■ **WHAT YOU SHOULD DO**
Reproduce the listing below character for character; drop every image.

______

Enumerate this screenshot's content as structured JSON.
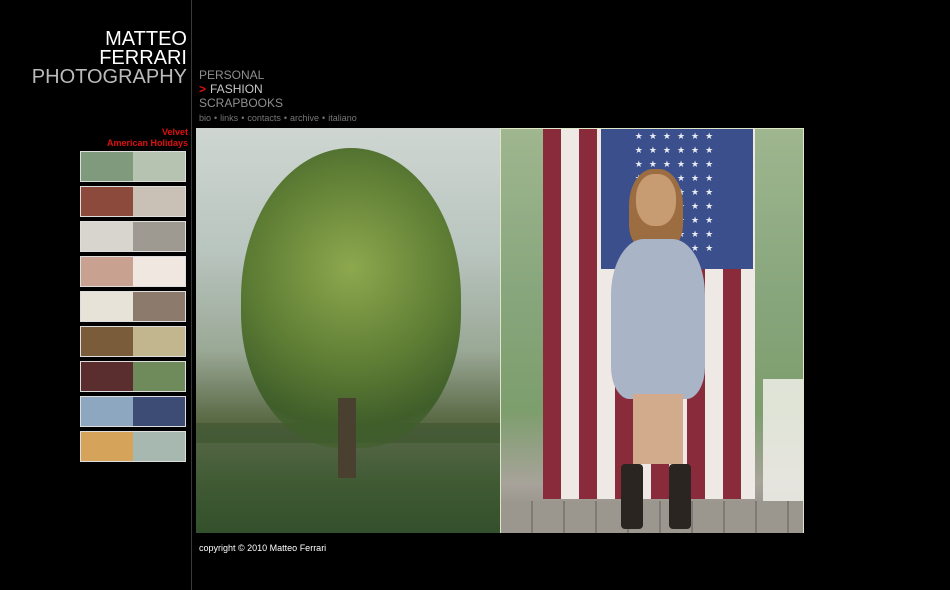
{
  "logo": {
    "line1": "MATTEO",
    "line2": "FERRARI",
    "line3": "PHOTOGRAPHY"
  },
  "gallery": {
    "line1": "Velvet",
    "line2": "American Holidays"
  },
  "nav": {
    "items": [
      {
        "label": "PERSONAL",
        "active": false
      },
      {
        "label": "FASHION",
        "active": true,
        "marker": ">"
      },
      {
        "label": "SCRAPBOOKS",
        "active": false
      }
    ]
  },
  "subnav": {
    "links": [
      "bio",
      "links",
      "contacts",
      "archive",
      "italiano"
    ],
    "separator": "•"
  },
  "thumbnails": [
    {
      "left": "#7f9a7c",
      "right": "#b7c3b1"
    },
    {
      "left": "#8b4a3c",
      "right": "#c9c1b5"
    },
    {
      "left": "#d8d4ce",
      "right": "#9e9a92"
    },
    {
      "left": "#c8a190",
      "right": "#f0e8e0"
    },
    {
      "left": "#e7e3d9",
      "right": "#8c7b6d"
    },
    {
      "left": "#7a5b3a",
      "right": "#c2b68f"
    },
    {
      "left": "#5a2e2e",
      "right": "#6f8b5b"
    },
    {
      "left": "#8ea7c1",
      "right": "#3c4c74"
    },
    {
      "left": "#d6a35b",
      "right": "#a7b8b0"
    }
  ],
  "footer": {
    "copyright": "copyright © 2010 Matteo Ferrari"
  },
  "colors": {
    "accent": "#e01010",
    "background": "#000000"
  }
}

______

■ **FULL ANSWER**
Enumerate this screenshot's content as structured JSON.
{
  "logo": {
    "line1": "MATTEO",
    "line2": "FERRARI",
    "line3": "PHOTOGRAPHY"
  },
  "gallery": {
    "line1": "Velvet",
    "line2": "American Holidays"
  },
  "nav": {
    "items": [
      {
        "label": "PERSONAL",
        "active": false
      },
      {
        "label": "FASHION",
        "active": true,
        "marker": ">"
      },
      {
        "label": "SCRAPBOOKS",
        "active": false
      }
    ]
  },
  "subnav": {
    "links": [
      "bio",
      "links",
      "contacts",
      "archive",
      "italiano"
    ],
    "separator": "•"
  },
  "thumbnails": [
    {
      "left": "#7f9a7c",
      "right": "#b7c3b1"
    },
    {
      "left": "#8b4a3c",
      "right": "#c9c1b5"
    },
    {
      "left": "#d8d4ce",
      "right": "#9e9a92"
    },
    {
      "left": "#c8a190",
      "right": "#f0e8e0"
    },
    {
      "left": "#e7e3d9",
      "right": "#8c7b6d"
    },
    {
      "left": "#7a5b3a",
      "right": "#c2b68f"
    },
    {
      "left": "#5a2e2e",
      "right": "#6f8b5b"
    },
    {
      "left": "#8ea7c1",
      "right": "#3c4c74"
    },
    {
      "left": "#d6a35b",
      "right": "#a7b8b0"
    }
  ],
  "footer": {
    "copyright": "copyright © 2010 Matteo Ferrari"
  },
  "colors": {
    "accent": "#e01010",
    "background": "#000000"
  }
}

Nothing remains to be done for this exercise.